Return the number of lines holding "will", with nothing added.

▶ GIVEN ENTRIES:
# # # #

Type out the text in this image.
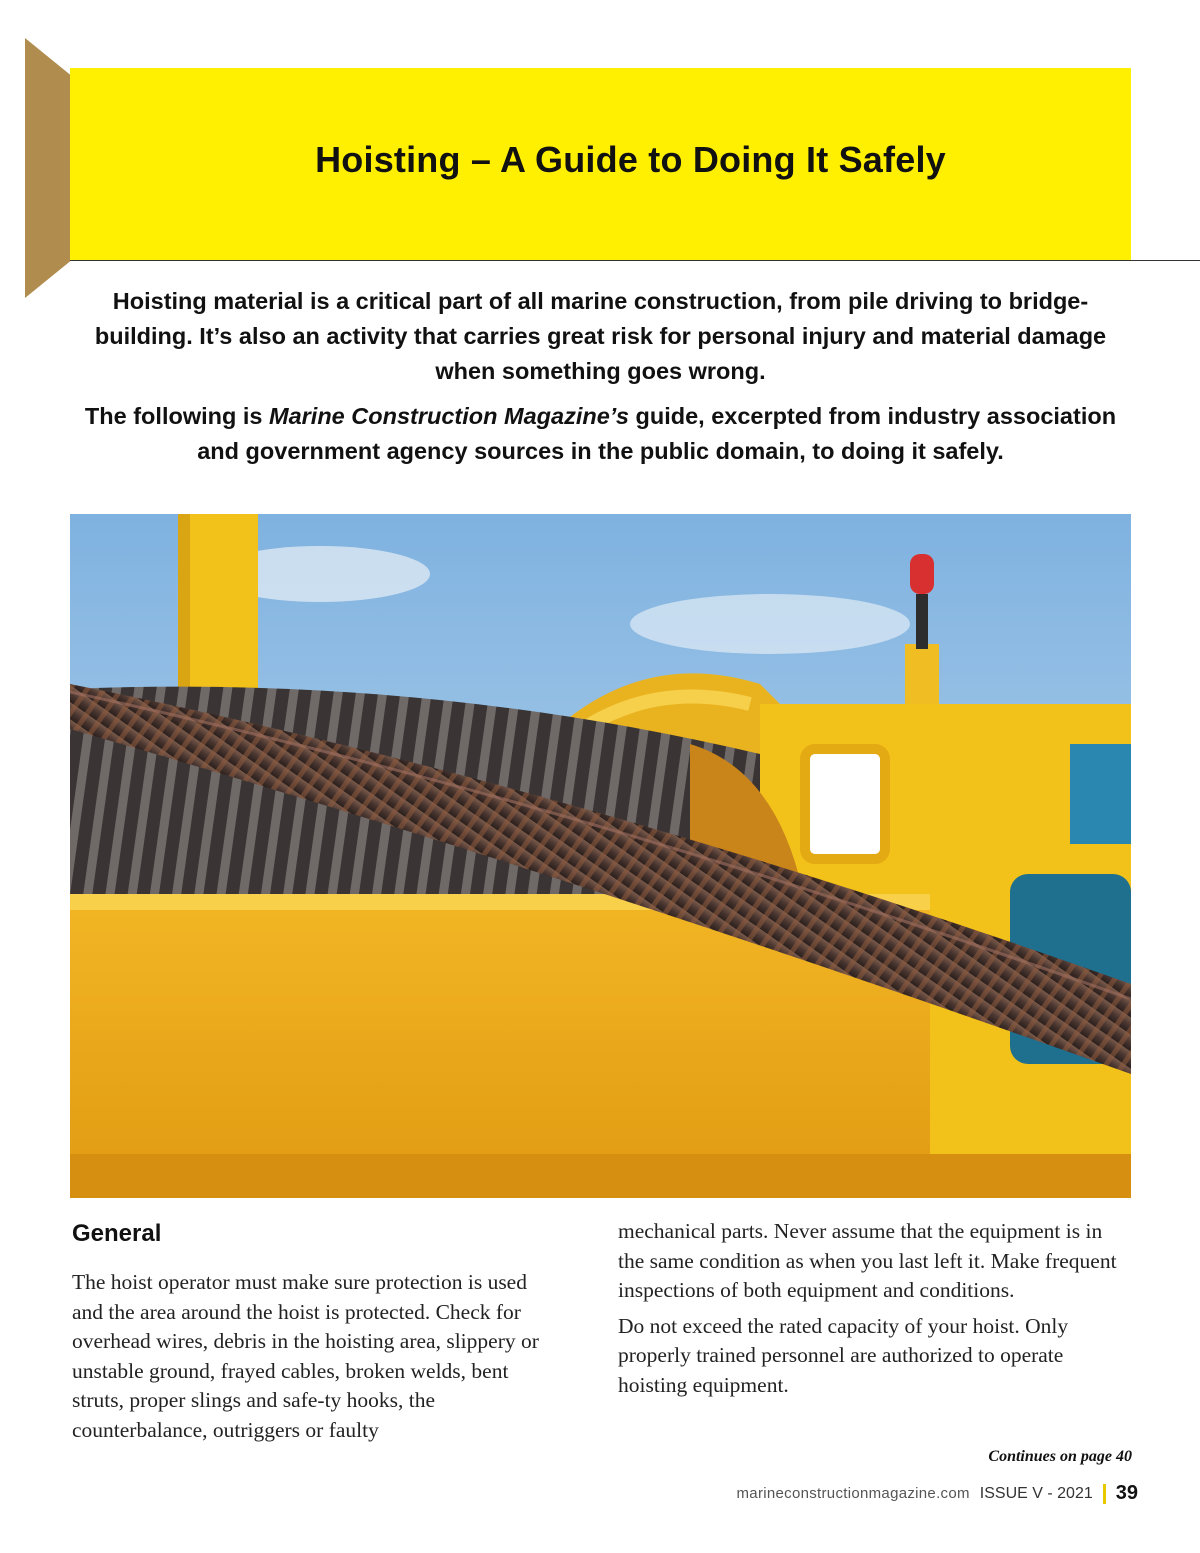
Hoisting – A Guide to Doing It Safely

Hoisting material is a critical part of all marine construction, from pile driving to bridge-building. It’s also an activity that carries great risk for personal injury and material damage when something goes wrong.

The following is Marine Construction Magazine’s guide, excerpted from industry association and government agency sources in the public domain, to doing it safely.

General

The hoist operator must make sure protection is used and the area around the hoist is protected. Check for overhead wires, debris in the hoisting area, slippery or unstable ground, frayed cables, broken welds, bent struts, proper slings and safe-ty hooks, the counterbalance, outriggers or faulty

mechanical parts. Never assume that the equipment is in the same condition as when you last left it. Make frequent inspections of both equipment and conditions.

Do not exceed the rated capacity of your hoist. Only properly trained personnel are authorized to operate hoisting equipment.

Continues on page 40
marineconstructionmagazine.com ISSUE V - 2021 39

# # # #

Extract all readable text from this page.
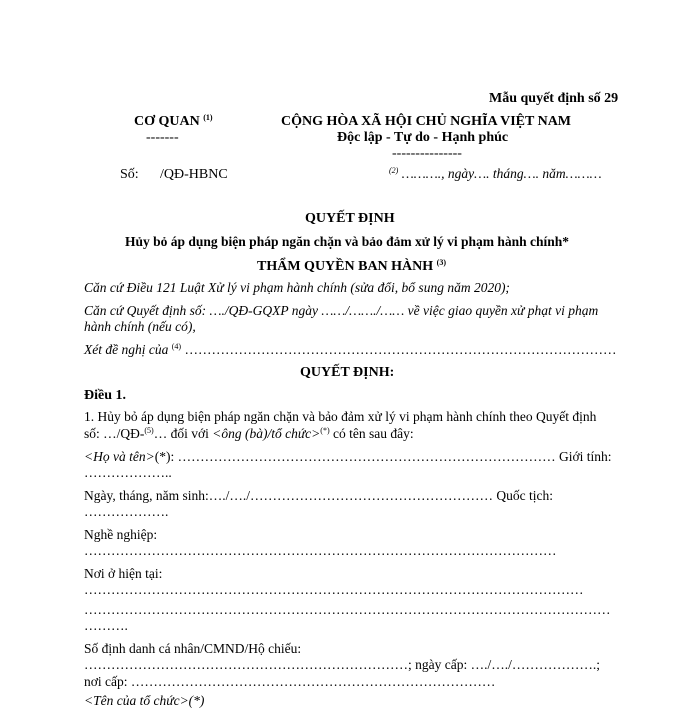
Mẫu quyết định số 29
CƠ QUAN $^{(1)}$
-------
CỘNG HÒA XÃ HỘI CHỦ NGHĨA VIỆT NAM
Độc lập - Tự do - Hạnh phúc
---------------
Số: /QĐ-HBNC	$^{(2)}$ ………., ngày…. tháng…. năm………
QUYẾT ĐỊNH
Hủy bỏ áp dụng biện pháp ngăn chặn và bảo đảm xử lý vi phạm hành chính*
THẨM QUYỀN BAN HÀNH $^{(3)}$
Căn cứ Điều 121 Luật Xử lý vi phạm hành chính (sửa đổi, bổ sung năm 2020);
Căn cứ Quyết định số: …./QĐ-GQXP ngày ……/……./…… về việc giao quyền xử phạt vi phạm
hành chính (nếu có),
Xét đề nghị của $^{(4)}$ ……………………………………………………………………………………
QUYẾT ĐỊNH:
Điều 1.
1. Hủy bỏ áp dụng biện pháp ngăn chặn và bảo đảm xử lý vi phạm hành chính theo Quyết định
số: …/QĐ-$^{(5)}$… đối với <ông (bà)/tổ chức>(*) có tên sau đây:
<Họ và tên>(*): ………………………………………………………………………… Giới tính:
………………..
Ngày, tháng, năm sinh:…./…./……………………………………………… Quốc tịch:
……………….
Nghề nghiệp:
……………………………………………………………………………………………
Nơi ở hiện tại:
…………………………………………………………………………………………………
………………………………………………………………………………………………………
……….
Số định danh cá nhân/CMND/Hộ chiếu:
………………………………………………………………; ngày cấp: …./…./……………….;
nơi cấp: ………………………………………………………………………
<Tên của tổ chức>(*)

# # # #

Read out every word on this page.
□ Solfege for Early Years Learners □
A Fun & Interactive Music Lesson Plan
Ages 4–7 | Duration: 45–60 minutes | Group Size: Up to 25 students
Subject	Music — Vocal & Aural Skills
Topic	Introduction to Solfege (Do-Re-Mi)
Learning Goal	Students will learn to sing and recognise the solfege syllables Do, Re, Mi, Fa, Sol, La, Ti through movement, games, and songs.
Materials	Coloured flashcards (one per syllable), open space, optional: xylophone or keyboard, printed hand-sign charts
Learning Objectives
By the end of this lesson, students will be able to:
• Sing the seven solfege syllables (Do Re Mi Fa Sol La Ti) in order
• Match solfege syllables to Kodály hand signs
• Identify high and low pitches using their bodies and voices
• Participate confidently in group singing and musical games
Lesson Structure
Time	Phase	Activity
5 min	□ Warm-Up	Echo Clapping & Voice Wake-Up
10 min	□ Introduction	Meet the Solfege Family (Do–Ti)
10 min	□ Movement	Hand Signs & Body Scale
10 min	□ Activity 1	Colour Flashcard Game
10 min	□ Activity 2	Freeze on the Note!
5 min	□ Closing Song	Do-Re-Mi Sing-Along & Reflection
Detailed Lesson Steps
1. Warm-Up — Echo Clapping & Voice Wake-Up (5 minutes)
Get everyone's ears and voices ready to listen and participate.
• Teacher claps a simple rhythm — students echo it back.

# # # #

▶ ANSWER TO THE PROBLEM: 2